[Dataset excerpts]
------------------------

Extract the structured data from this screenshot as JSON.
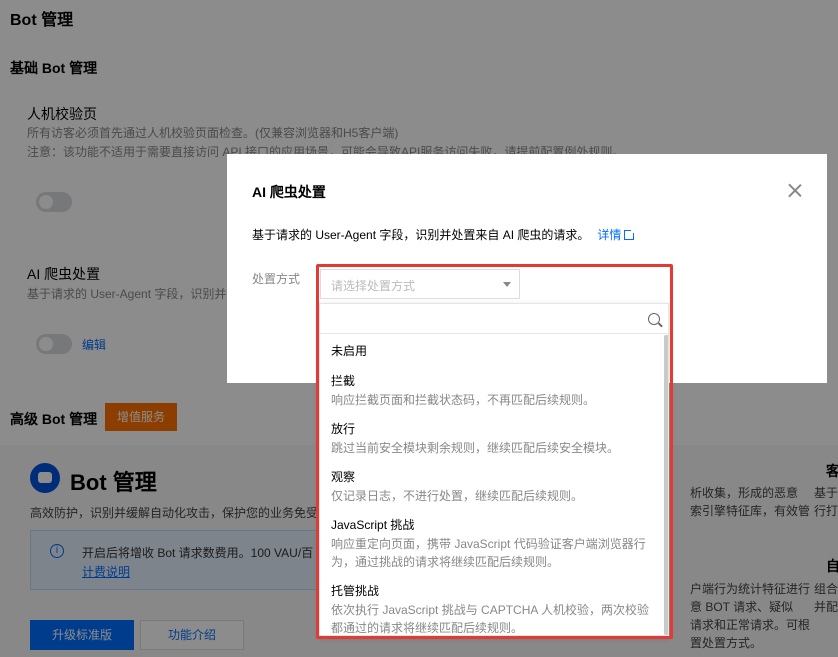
{
  "background": {
    "page_title": "Bot 管理",
    "basic_section_title": "基础 Bot 管理",
    "captcha_title": "人机校验页",
    "captcha_desc_1": "所有访客必须首先通过人机校验页面检查。(仅兼容浏览器和H5客户端)",
    "captcha_desc_2": "注意：该功能不适用于需要直接访问 API 接口的应用场景，可能会导致API服务访问失败，请提前配置例外规则。",
    "ai_title": "AI 爬虫处置",
    "ai_desc": "基于请求的 User-Agent 字段，识别并",
    "edit_label": "编辑",
    "advanced_section_title": "高级 Bot 管理",
    "vas_badge": "增值服务",
    "bot_card_title": "Bot 管理",
    "bot_card_desc": "高效防护，识别并缓解自动化攻击，保护您的业务免受",
    "notice_text": "开启后将增收 Bot 请求数费用。100 VAU/百",
    "notice_link": "计费说明",
    "upgrade_button": "升级标准版",
    "intro_button": "功能介绍",
    "right_col_1": "析收集，形成的恶意",
    "right_col_2": "索引擎特征库，有效管",
    "right_col_3": "户端行为统计特征进行",
    "right_col_4": "意 BOT 请求、疑似",
    "right_col_5": "请求和正常请求。可根",
    "right_col_6": "置处置方式。",
    "right_head_1": "客",
    "right_sub_1": "基于",
    "right_sub_2": "行打",
    "right_head_2": "自",
    "right_sub_3": "组合",
    "right_sub_4": "并配"
  },
  "modal": {
    "title": "AI 爬虫处置",
    "description": "基于请求的 User-Agent 字段，识别并处置来自 AI 爬虫的请求。",
    "detail_link": "详情",
    "form_label": "处置方式",
    "select_placeholder": "请选择处置方式",
    "search_placeholder": ""
  },
  "dropdown": {
    "options": [
      {
        "title": "未启用",
        "desc": ""
      },
      {
        "title": "拦截",
        "desc": "响应拦截页面和拦截状态码，不再匹配后续规则。"
      },
      {
        "title": "放行",
        "desc": "跳过当前安全模块剩余规则，继续匹配后续安全模块。"
      },
      {
        "title": "观察",
        "desc": "仅记录日志，不进行处置，继续匹配后续规则。"
      },
      {
        "title": "JavaScript 挑战",
        "desc": "响应重定向页面，携带 JavaScript 代码验证客户端浏览器行为，通过挑战的请求将继续匹配后续规则。"
      },
      {
        "title": "托管挑战",
        "desc": "依次执行 JavaScript 挑战与 CAPTCHA 人机校验，两次校验都通过的请求将继续匹配后续规则。"
      }
    ]
  },
  "colors": {
    "accent": "#006eff",
    "badge": "#ff7200",
    "highlight": "#e53935"
  }
}
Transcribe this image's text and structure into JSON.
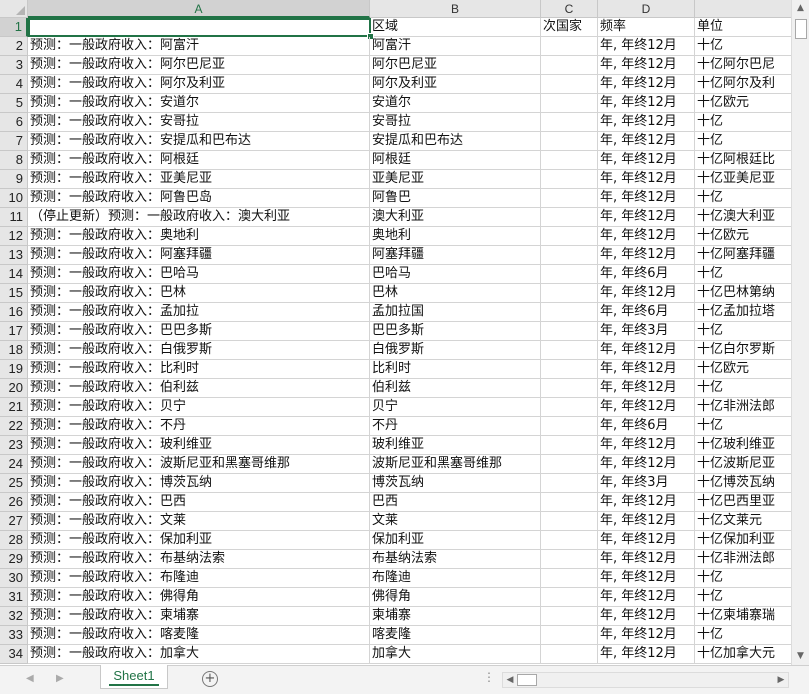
{
  "columns": [
    "A",
    "B",
    "C",
    "D"
  ],
  "active_cell": "A1",
  "headers": [
    "",
    "区域",
    "次国家",
    "频率",
    "单位"
  ],
  "rows": [
    [
      "2",
      "预测：一般政府收入：阿富汗",
      "阿富汗",
      "",
      "年, 年终12月",
      "十亿"
    ],
    [
      "3",
      "预测：一般政府收入：阿尔巴尼亚",
      "阿尔巴尼亚",
      "",
      "年, 年终12月",
      "十亿阿尔巴尼"
    ],
    [
      "4",
      "预测：一般政府收入：阿尔及利亚",
      "阿尔及利亚",
      "",
      "年, 年终12月",
      "十亿阿尔及利"
    ],
    [
      "5",
      "预测：一般政府收入：安道尔",
      "安道尔",
      "",
      "年, 年终12月",
      "十亿欧元"
    ],
    [
      "6",
      "预测：一般政府收入：安哥拉",
      "安哥拉",
      "",
      "年, 年终12月",
      "十亿"
    ],
    [
      "7",
      "预测：一般政府收入：安提瓜和巴布达",
      "安提瓜和巴布达",
      "",
      "年, 年终12月",
      "十亿"
    ],
    [
      "8",
      "预测：一般政府收入：阿根廷",
      "阿根廷",
      "",
      "年, 年终12月",
      "十亿阿根廷比"
    ],
    [
      "9",
      "预测：一般政府收入：亚美尼亚",
      "亚美尼亚",
      "",
      "年, 年终12月",
      "十亿亚美尼亚"
    ],
    [
      "10",
      "预测：一般政府收入：阿鲁巴岛",
      "阿鲁巴",
      "",
      "年, 年终12月",
      "十亿"
    ],
    [
      "11",
      "（停止更新）预测：一般政府收入：澳大利亚",
      "澳大利亚",
      "",
      "年, 年终12月",
      "十亿澳大利亚"
    ],
    [
      "12",
      "预测：一般政府收入：奥地利",
      "奥地利",
      "",
      "年, 年终12月",
      "十亿欧元"
    ],
    [
      "13",
      "预测：一般政府收入：阿塞拜疆",
      "阿塞拜疆",
      "",
      "年, 年终12月",
      "十亿阿塞拜疆"
    ],
    [
      "14",
      "预测：一般政府收入：巴哈马",
      "巴哈马",
      "",
      "年, 年终6月",
      "十亿"
    ],
    [
      "15",
      "预测：一般政府收入：巴林",
      "巴林",
      "",
      "年, 年终12月",
      "十亿巴林第纳"
    ],
    [
      "16",
      "预测：一般政府收入：孟加拉",
      "孟加拉国",
      "",
      "年, 年终6月",
      "十亿孟加拉塔"
    ],
    [
      "17",
      "预测：一般政府收入：巴巴多斯",
      "巴巴多斯",
      "",
      "年, 年终3月",
      "十亿"
    ],
    [
      "18",
      "预测：一般政府收入：白俄罗斯",
      "白俄罗斯",
      "",
      "年, 年终12月",
      "十亿白尔罗斯"
    ],
    [
      "19",
      "预测：一般政府收入：比利时",
      "比利时",
      "",
      "年, 年终12月",
      "十亿欧元"
    ],
    [
      "20",
      "预测：一般政府收入：伯利兹",
      "伯利兹",
      "",
      "年, 年终12月",
      "十亿"
    ],
    [
      "21",
      "预测：一般政府收入：贝宁",
      "贝宁",
      "",
      "年, 年终12月",
      "十亿非洲法郎"
    ],
    [
      "22",
      "预测：一般政府收入：不丹",
      "不丹",
      "",
      "年, 年终6月",
      "十亿"
    ],
    [
      "23",
      "预测：一般政府收入：玻利维亚",
      "玻利维亚",
      "",
      "年, 年终12月",
      "十亿玻利维亚"
    ],
    [
      "24",
      "预测：一般政府收入：波斯尼亚和黑塞哥维那",
      "波斯尼亚和黑塞哥维那",
      "",
      "年, 年终12月",
      "十亿波斯尼亚"
    ],
    [
      "25",
      "预测：一般政府收入：博茨瓦纳",
      "博茨瓦纳",
      "",
      "年, 年终3月",
      "十亿博茨瓦纳"
    ],
    [
      "26",
      "预测：一般政府收入：巴西",
      "巴西",
      "",
      "年, 年终12月",
      "十亿巴西里亚"
    ],
    [
      "27",
      "预测：一般政府收入：文莱",
      "文莱",
      "",
      "年, 年终12月",
      "十亿文莱元"
    ],
    [
      "28",
      "预测：一般政府收入：保加利亚",
      "保加利亚",
      "",
      "年, 年终12月",
      "十亿保加利亚"
    ],
    [
      "29",
      "预测：一般政府收入：布基纳法索",
      "布基纳法索",
      "",
      "年, 年终12月",
      "十亿非洲法郎"
    ],
    [
      "30",
      "预测：一般政府收入：布隆迪",
      "布隆迪",
      "",
      "年, 年终12月",
      "十亿"
    ],
    [
      "31",
      "预测：一般政府收入：佛得角",
      "佛得角",
      "",
      "年, 年终12月",
      "十亿"
    ],
    [
      "32",
      "预测：一般政府收入：柬埔寨",
      "柬埔寨",
      "",
      "年, 年终12月",
      "十亿柬埔寨瑞"
    ],
    [
      "33",
      "预测：一般政府收入：喀麦隆",
      "喀麦隆",
      "",
      "年, 年终12月",
      "十亿"
    ],
    [
      "34",
      "预测：一般政府收入：加拿大",
      "加拿大",
      "",
      "年, 年终12月",
      "十亿加拿大元"
    ]
  ],
  "sheet_tabs": [
    "Sheet1"
  ],
  "add_sheet_label": "+",
  "tab_dots": "⋮"
}
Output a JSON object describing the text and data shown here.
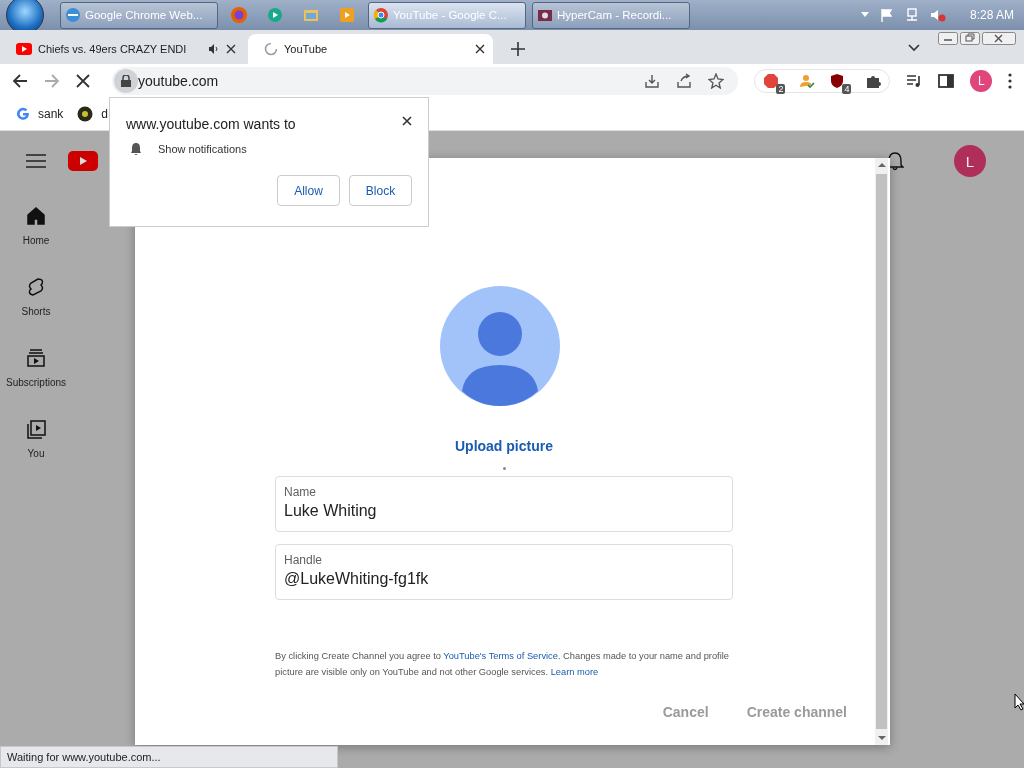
{
  "taskbar": {
    "windows": [
      {
        "label": "Google Chrome Web...",
        "selected": false
      },
      {
        "label": "YouTube - Google C...",
        "selected": true
      },
      {
        "label": "HyperCam - Recordi...",
        "selected": false
      }
    ],
    "clock": "8:28 AM"
  },
  "tabs": [
    {
      "title": "Chiefs vs. 49ers CRAZY ENDI",
      "selected": false,
      "loading": false,
      "audio": true
    },
    {
      "title": "YouTube",
      "selected": true,
      "loading": true,
      "audio": false
    }
  ],
  "toolbar": {
    "address": "youtube.com",
    "extension_badges": [
      "2",
      "4"
    ],
    "profile": "L"
  },
  "bookmarks": [
    "sank",
    "d"
  ],
  "permission_popup": {
    "title": "www.youtube.com wants to",
    "permission": "Show notifications",
    "buttons": [
      "Allow",
      "Block"
    ]
  },
  "youtube": {
    "sidebar": [
      {
        "label": "Home",
        "selected": true
      },
      {
        "label": "Shorts",
        "selected": false
      },
      {
        "label": "Subscriptions",
        "selected": false
      },
      {
        "label": "You",
        "selected": false
      }
    ],
    "avatar": "L"
  },
  "dialog": {
    "upload_link": "Upload picture",
    "fields": [
      {
        "label": "Name",
        "value": "Luke Whiting"
      },
      {
        "label": "Handle",
        "value": "@LukeWhiting-fg1fk"
      }
    ],
    "legal": [
      {
        "kind": "text",
        "text": "By clicking Create Channel you agree to "
      },
      {
        "kind": "link",
        "text": "YouTube's Terms of Service"
      },
      {
        "kind": "text",
        "text": ". Changes made to your name and profile picture are visible only on YouTube and not other Google services. "
      },
      {
        "kind": "link",
        "text": "Learn more"
      }
    ],
    "buttons": [
      {
        "label": "Cancel",
        "disabled": true
      },
      {
        "label": "Create channel",
        "disabled": true
      }
    ]
  },
  "status_bar": "Waiting for www.youtube.com..."
}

------------------------

# [WHAT THE TASK REQUIRES]
From the entries above, copy every line that holds the word "基于请求的".

# [RESPONSE FOR THIS EXERCISE]
    "ai_desc": "基于请求的 User-Agent 字段，识别并",
    "description": "基于请求的 User-Agent 字段，识别并处置来自 AI 爬虫的请求。",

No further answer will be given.